*To do*
In the lines below, find how many contain the word "evolution" and report that figure alone.

[Structured figure records]
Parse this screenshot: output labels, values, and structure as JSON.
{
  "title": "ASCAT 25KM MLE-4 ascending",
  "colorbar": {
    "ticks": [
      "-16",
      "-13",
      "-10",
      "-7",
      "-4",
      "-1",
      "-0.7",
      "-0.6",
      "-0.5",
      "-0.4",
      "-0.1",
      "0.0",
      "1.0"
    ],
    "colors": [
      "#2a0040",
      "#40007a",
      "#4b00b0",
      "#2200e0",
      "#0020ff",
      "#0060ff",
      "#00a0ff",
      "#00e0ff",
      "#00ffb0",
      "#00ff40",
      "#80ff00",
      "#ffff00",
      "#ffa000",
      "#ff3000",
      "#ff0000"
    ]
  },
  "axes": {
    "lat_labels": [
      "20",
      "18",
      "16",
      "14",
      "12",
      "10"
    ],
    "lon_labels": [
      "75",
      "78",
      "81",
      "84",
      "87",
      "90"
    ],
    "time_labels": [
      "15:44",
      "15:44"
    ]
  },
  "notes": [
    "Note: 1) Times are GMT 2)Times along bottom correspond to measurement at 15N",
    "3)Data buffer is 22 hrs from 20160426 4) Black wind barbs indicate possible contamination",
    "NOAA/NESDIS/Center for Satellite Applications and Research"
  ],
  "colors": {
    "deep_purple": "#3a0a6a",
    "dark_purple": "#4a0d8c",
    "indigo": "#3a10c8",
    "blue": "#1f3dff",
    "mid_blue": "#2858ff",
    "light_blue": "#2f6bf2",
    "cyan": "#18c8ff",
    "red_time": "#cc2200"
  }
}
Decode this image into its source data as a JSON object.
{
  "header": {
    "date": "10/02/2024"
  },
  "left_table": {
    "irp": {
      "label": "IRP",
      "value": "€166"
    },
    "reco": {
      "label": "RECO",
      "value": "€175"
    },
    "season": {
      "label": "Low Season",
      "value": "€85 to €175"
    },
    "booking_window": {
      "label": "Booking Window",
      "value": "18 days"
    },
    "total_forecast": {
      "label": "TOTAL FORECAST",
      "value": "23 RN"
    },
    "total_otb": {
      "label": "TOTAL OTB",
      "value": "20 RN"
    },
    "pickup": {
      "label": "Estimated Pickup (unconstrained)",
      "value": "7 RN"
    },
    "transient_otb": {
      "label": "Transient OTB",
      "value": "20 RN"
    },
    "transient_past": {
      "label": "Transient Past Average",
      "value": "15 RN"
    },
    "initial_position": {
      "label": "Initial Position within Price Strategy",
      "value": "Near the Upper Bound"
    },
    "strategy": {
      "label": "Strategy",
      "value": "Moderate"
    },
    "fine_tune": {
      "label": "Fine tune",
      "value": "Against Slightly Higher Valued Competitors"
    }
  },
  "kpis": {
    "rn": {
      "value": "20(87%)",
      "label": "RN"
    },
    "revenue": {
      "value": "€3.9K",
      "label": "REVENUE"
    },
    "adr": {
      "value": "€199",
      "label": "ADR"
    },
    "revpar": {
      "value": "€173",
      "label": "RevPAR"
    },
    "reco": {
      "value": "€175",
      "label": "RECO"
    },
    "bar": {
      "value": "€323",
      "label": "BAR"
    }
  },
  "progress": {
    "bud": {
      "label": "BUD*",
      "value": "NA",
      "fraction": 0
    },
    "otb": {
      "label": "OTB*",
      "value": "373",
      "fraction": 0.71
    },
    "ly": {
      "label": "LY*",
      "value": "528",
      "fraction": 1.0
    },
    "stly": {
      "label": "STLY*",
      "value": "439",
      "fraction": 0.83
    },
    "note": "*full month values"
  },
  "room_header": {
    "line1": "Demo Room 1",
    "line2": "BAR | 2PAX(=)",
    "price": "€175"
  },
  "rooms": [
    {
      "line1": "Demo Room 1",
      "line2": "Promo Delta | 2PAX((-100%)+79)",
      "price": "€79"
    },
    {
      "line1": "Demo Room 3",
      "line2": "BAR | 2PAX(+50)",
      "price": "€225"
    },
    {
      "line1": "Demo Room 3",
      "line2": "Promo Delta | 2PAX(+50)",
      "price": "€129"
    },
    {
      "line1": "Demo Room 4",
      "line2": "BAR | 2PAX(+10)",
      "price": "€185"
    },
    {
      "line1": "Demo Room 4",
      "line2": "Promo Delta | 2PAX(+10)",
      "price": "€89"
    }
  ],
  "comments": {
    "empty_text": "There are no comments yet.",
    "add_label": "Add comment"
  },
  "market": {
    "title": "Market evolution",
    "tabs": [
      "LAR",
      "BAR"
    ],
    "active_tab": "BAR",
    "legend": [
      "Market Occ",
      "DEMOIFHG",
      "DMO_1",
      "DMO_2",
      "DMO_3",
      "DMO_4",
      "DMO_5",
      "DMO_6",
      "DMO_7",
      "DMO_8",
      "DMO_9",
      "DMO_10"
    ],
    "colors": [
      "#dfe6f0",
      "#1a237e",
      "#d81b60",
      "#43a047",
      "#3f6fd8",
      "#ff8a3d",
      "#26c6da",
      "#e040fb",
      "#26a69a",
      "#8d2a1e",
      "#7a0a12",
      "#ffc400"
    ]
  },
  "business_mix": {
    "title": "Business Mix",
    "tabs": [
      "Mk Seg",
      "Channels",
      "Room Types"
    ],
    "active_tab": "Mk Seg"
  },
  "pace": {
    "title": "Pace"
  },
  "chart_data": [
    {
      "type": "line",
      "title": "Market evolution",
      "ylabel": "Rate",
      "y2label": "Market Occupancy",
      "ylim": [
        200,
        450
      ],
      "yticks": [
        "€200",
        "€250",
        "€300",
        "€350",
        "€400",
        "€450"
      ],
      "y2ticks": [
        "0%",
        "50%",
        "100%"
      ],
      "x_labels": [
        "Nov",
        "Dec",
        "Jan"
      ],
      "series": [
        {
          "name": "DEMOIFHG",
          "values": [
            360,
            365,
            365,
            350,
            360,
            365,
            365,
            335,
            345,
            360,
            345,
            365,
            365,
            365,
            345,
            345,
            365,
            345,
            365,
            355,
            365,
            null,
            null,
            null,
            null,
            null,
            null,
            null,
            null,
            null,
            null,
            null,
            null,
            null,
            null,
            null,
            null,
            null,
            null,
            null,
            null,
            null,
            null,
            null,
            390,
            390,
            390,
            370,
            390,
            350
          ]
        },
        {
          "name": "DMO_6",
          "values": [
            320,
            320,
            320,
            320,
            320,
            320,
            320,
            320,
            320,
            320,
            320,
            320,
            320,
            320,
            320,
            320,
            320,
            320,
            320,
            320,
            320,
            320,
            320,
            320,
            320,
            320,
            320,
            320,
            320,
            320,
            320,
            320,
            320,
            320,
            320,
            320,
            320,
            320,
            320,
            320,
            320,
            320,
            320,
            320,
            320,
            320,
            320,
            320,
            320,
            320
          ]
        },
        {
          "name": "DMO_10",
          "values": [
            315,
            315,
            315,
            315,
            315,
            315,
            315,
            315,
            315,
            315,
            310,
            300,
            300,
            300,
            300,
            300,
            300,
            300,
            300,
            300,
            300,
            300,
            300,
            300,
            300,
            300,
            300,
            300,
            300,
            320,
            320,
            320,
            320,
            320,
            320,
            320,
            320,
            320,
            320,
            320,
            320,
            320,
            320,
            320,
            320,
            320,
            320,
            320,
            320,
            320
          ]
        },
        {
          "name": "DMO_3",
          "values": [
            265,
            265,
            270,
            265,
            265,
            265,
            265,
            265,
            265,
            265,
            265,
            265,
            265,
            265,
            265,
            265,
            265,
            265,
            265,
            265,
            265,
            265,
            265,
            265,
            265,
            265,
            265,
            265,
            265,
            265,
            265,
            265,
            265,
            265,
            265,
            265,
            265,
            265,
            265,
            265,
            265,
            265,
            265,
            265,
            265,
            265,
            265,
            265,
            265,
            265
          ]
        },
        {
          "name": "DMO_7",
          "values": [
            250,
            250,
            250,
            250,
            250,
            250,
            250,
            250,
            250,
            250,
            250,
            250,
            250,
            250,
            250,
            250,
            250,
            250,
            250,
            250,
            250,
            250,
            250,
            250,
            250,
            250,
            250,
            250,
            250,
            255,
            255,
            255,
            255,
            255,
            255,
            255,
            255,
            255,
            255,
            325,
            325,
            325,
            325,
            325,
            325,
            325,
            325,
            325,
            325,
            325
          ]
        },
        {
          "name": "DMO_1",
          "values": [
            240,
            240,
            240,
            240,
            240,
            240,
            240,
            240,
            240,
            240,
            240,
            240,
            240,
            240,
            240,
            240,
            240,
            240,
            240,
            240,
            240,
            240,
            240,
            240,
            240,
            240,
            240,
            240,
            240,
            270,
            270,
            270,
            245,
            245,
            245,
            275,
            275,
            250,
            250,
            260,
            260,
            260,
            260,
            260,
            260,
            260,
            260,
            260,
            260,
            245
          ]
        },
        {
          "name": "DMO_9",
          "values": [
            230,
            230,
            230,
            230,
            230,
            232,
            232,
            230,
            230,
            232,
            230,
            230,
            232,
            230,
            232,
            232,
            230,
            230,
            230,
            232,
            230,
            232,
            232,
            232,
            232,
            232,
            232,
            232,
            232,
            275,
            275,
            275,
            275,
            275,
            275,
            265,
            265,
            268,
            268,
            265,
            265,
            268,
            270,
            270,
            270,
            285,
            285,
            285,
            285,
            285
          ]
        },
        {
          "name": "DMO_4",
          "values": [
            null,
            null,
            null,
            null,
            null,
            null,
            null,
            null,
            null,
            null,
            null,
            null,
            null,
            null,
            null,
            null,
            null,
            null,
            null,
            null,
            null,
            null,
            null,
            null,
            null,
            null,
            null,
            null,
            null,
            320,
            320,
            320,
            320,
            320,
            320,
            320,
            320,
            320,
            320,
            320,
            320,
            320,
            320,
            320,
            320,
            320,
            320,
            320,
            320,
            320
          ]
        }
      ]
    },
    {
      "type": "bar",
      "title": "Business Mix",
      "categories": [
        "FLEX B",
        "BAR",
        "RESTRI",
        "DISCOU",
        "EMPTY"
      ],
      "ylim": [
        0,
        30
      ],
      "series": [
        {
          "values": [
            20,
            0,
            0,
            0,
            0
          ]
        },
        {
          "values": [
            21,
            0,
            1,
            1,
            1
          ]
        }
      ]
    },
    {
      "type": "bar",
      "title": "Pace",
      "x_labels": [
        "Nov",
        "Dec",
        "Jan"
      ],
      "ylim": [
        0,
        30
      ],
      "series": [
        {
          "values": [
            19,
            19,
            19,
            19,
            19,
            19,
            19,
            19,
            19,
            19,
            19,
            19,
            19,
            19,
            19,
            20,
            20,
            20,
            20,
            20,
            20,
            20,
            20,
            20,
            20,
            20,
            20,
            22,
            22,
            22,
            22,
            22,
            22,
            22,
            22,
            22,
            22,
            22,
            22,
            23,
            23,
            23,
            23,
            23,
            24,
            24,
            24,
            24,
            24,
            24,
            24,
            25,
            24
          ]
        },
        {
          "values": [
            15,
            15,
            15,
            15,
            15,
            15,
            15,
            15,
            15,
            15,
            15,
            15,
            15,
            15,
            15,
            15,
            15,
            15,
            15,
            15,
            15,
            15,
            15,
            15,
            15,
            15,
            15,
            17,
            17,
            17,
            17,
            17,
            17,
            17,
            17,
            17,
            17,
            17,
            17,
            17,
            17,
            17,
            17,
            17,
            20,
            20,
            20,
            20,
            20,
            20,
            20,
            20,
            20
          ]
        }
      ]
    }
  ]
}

*Worked answer*
2